_What you have to do_
Omit the pictures, please, and give each record below again exactly.

■ ■ ■

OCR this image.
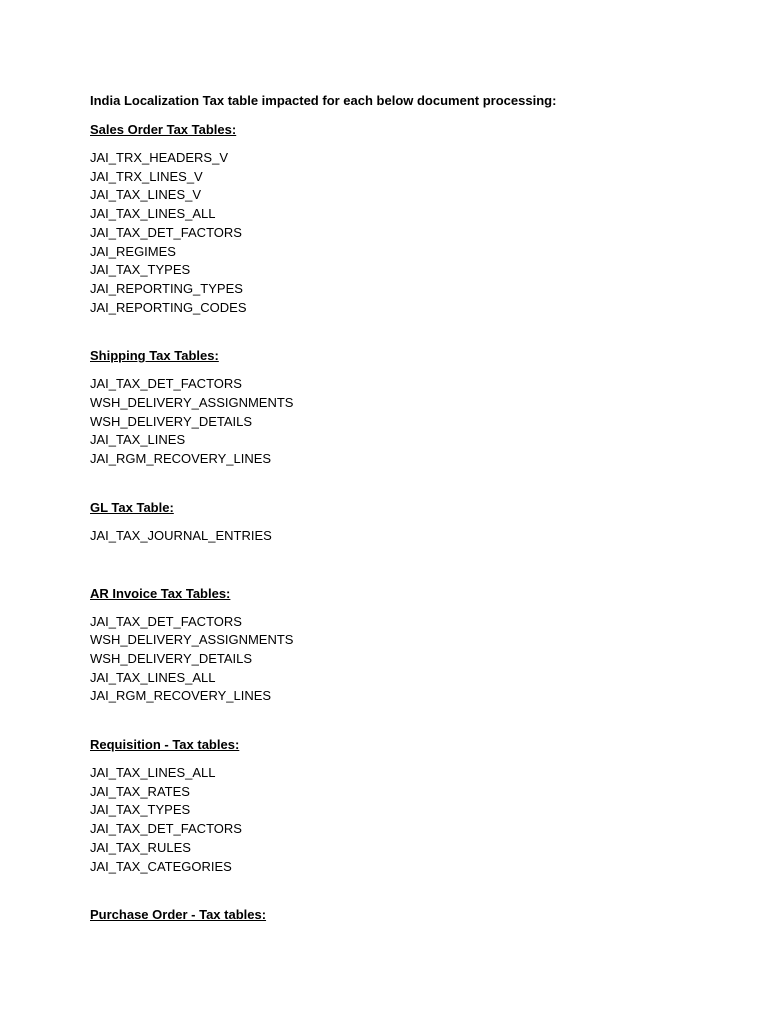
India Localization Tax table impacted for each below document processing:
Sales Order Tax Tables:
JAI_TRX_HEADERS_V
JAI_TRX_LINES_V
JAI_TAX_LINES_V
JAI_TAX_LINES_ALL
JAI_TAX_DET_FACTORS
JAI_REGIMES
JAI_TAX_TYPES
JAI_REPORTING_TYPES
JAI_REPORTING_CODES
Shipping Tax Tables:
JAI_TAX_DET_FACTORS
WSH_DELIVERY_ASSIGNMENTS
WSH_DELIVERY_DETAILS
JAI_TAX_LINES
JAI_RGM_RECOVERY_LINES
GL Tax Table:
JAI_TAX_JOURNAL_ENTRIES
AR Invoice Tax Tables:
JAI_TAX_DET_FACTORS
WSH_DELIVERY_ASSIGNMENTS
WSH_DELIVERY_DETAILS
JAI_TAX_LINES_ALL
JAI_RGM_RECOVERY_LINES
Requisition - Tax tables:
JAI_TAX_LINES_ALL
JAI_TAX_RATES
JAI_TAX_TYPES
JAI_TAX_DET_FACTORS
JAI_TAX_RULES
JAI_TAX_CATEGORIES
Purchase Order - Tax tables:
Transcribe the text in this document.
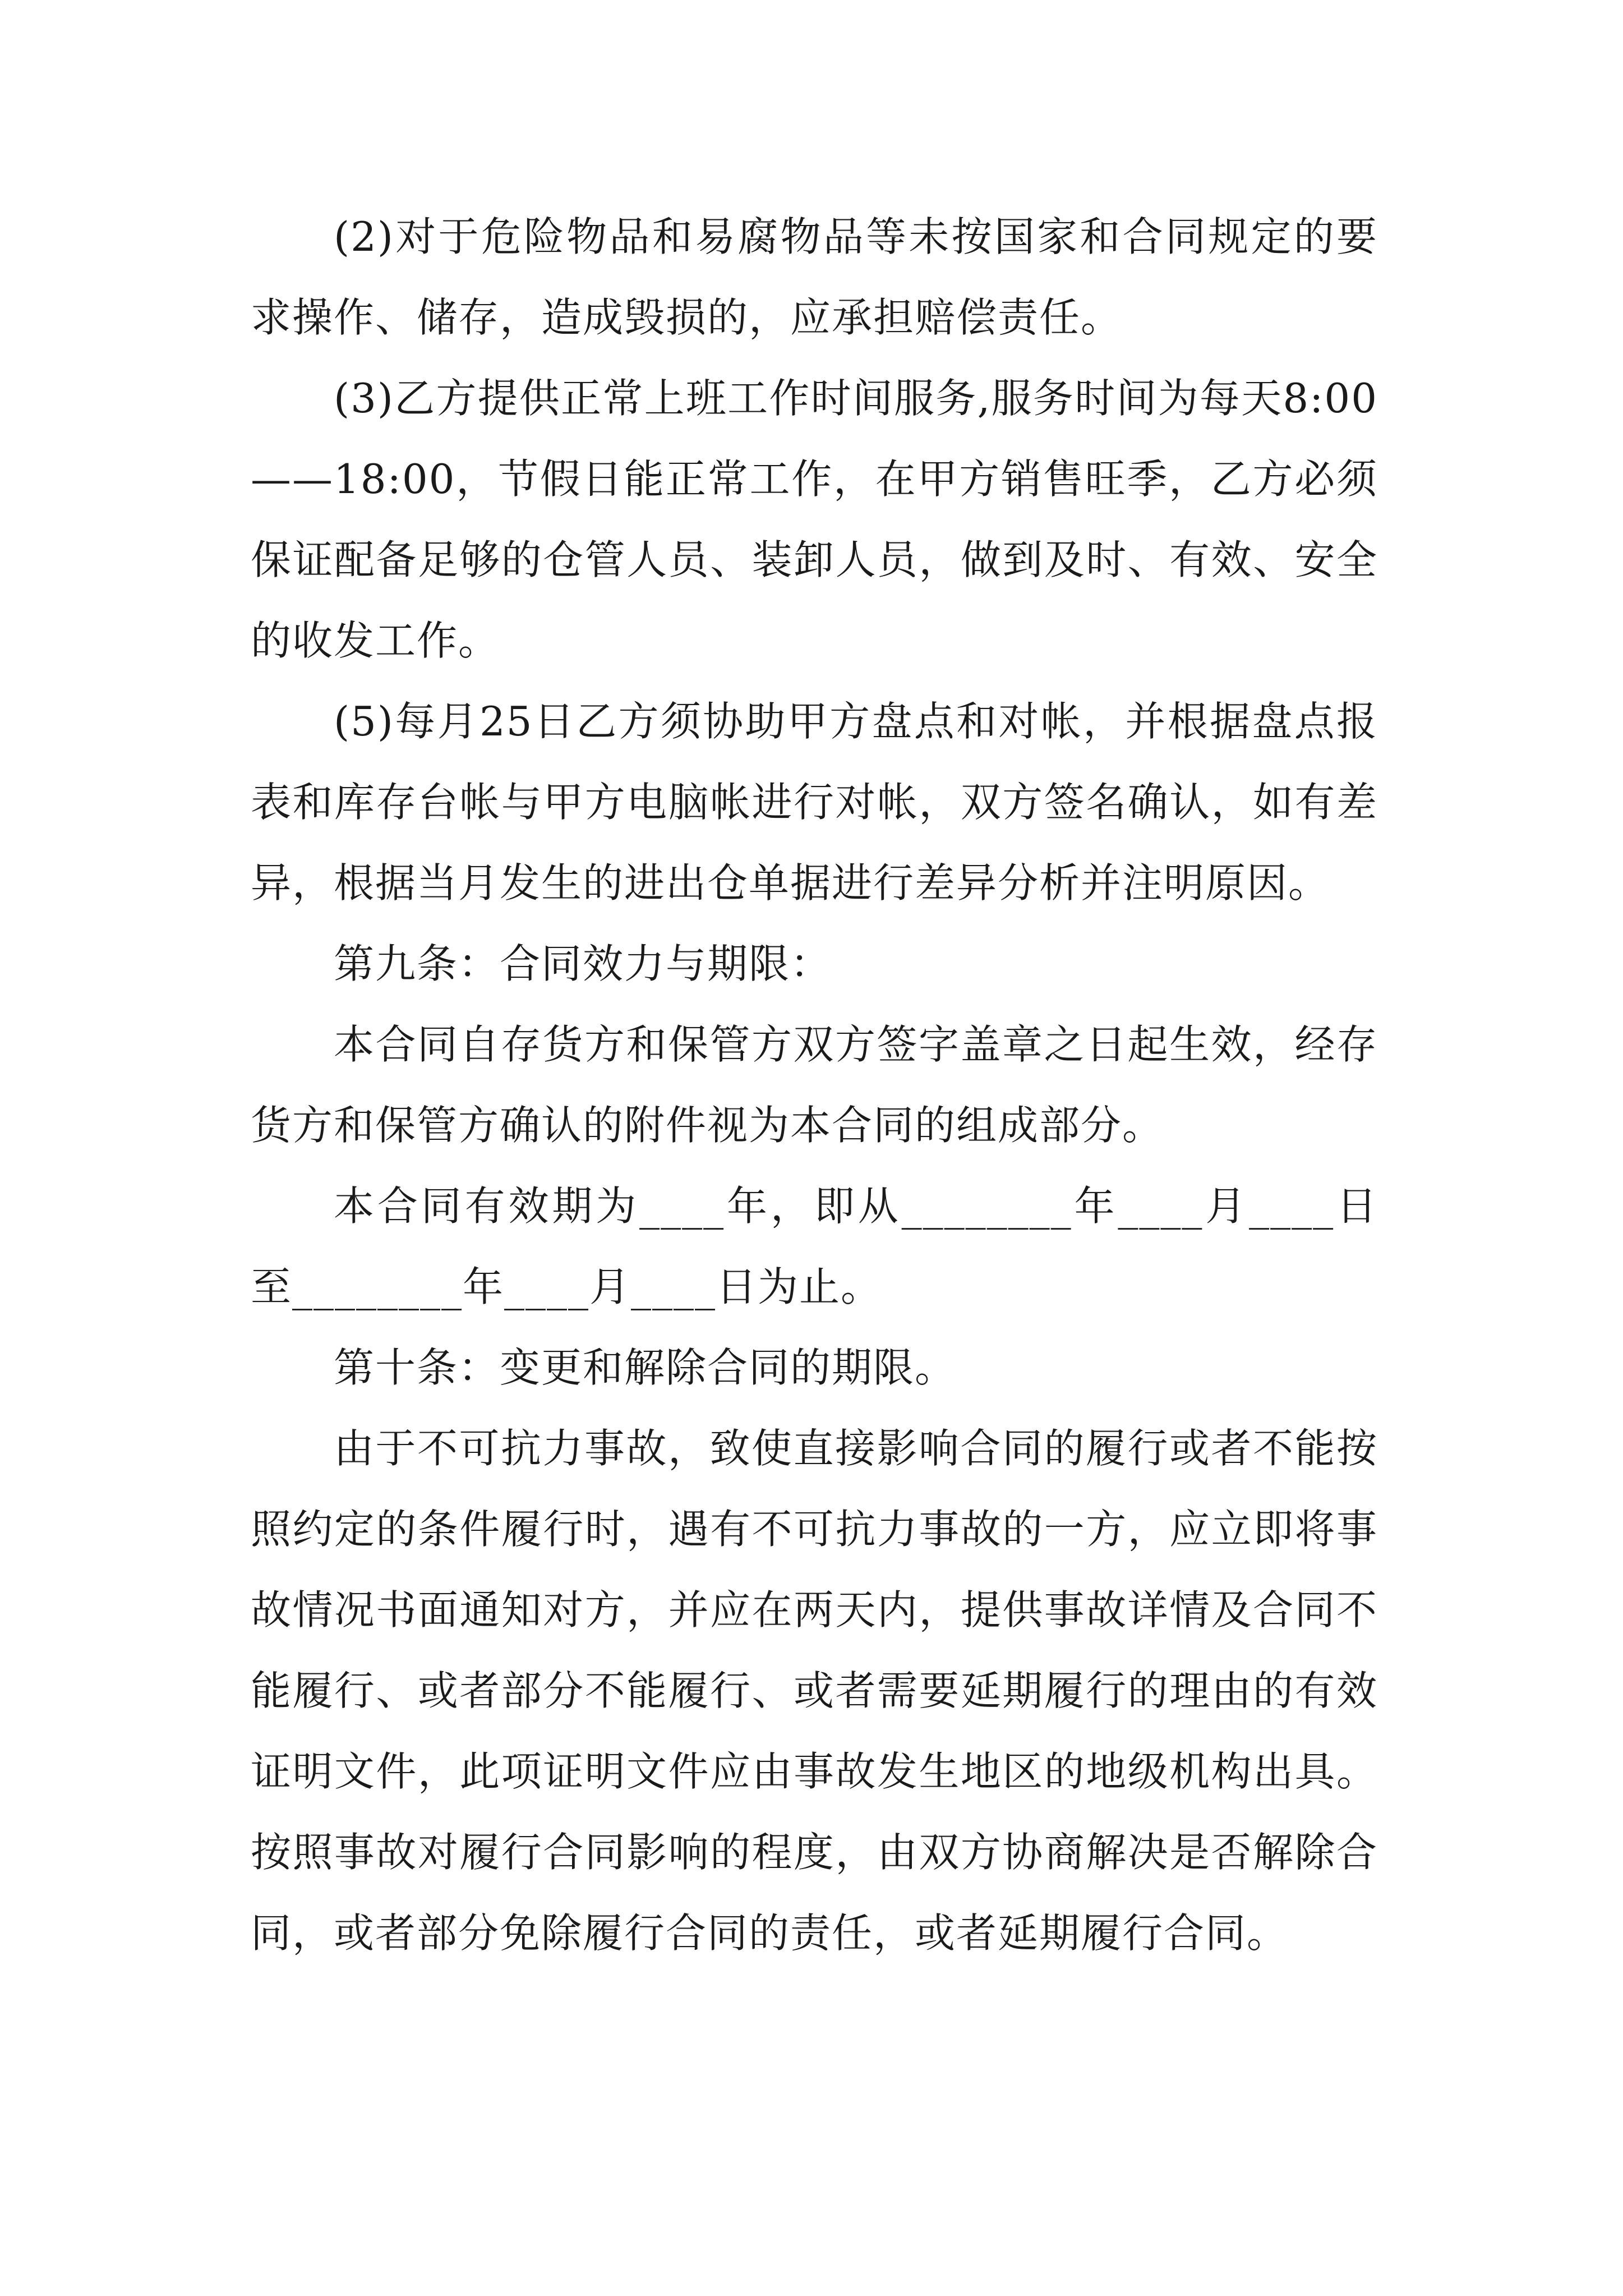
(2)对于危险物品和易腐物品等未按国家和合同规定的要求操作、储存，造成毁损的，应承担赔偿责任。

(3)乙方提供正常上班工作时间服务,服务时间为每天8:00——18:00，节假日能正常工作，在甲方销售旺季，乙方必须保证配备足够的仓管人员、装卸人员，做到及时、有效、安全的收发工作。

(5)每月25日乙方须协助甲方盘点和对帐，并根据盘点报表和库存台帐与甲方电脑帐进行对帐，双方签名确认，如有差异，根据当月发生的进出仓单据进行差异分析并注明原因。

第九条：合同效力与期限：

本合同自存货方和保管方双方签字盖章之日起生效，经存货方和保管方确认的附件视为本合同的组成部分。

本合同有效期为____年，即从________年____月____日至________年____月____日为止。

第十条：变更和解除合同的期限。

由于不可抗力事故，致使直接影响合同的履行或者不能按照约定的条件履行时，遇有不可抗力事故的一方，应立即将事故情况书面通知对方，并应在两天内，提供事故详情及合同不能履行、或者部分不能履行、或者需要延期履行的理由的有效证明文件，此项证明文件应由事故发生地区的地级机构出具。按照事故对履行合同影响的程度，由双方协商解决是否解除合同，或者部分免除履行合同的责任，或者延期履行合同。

■ ■ ■

_Output of the exercise_
OCR this image.
India Localization Tax table impacted for each below document processing:
Sales Order Tax Tables:
JAI_TRX_HEADERS_V
JAI_TRX_LINES_V
JAI_TAX_LINES_V
JAI_TAX_LINES_ALL
JAI_TAX_DET_FACTORS
JAI_REGIMES
JAI_TAX_TYPES
JAI_REPORTING_TYPES
JAI_REPORTING_CODES
Shipping Tax Tables:
JAI_TAX_DET_FACTORS
WSH_DELIVERY_ASSIGNMENTS
WSH_DELIVERY_DETAILS
JAI_TAX_LINES
JAI_RGM_RECOVERY_LINES
GL Tax Table:
JAI_TAX_JOURNAL_ENTRIES
AR Invoice Tax Tables:
JAI_TAX_DET_FACTORS
WSH_DELIVERY_ASSIGNMENTS
WSH_DELIVERY_DETAILS
JAI_TAX_LINES_ALL
JAI_RGM_RECOVERY_LINES
Requisition - Tax tables:
JAI_TAX_LINES_ALL
JAI_TAX_RATES
JAI_TAX_TYPES
JAI_TAX_DET_FACTORS
JAI_TAX_RULES
JAI_TAX_CATEGORIES
Purchase Order - Tax tables:
Transcribe the text in this document.
(2)对于危险物品和易腐物品等未按国家和合同规定的要求操作、储存，造成毁损的，应承担赔偿责任。

(3)乙方提供正常上班工作时间服务,服务时间为每天8:00——18:00，节假日能正常工作，在甲方销售旺季，乙方必须保证配备足够的仓管人员、装卸人员，做到及时、有效、安全的收发工作。

(5)每月25日乙方须协助甲方盘点和对帐，并根据盘点报表和库存台帐与甲方电脑帐进行对帐，双方签名确认，如有差异，根据当月发生的进出仓单据进行差异分析并注明原因。

第九条：合同效力与期限：

本合同自存货方和保管方双方签字盖章之日起生效，经存货方和保管方确认的附件视为本合同的组成部分。

本合同有效期为____年，即从________年____月____日至________年____月____日为止。

第十条：变更和解除合同的期限。

由于不可抗力事故，致使直接影响合同的履行或者不能按照约定的条件履行时，遇有不可抗力事故的一方，应立即将事故情况书面通知对方，并应在两天内，提供事故详情及合同不能履行、或者部分不能履行、或者需要延期履行的理由的有效证明文件，此项证明文件应由事故发生地区的地级机构出具。按照事故对履行合同影响的程度，由双方协商解决是否解除合同，或者部分免除履行合同的责任，或者延期履行合同。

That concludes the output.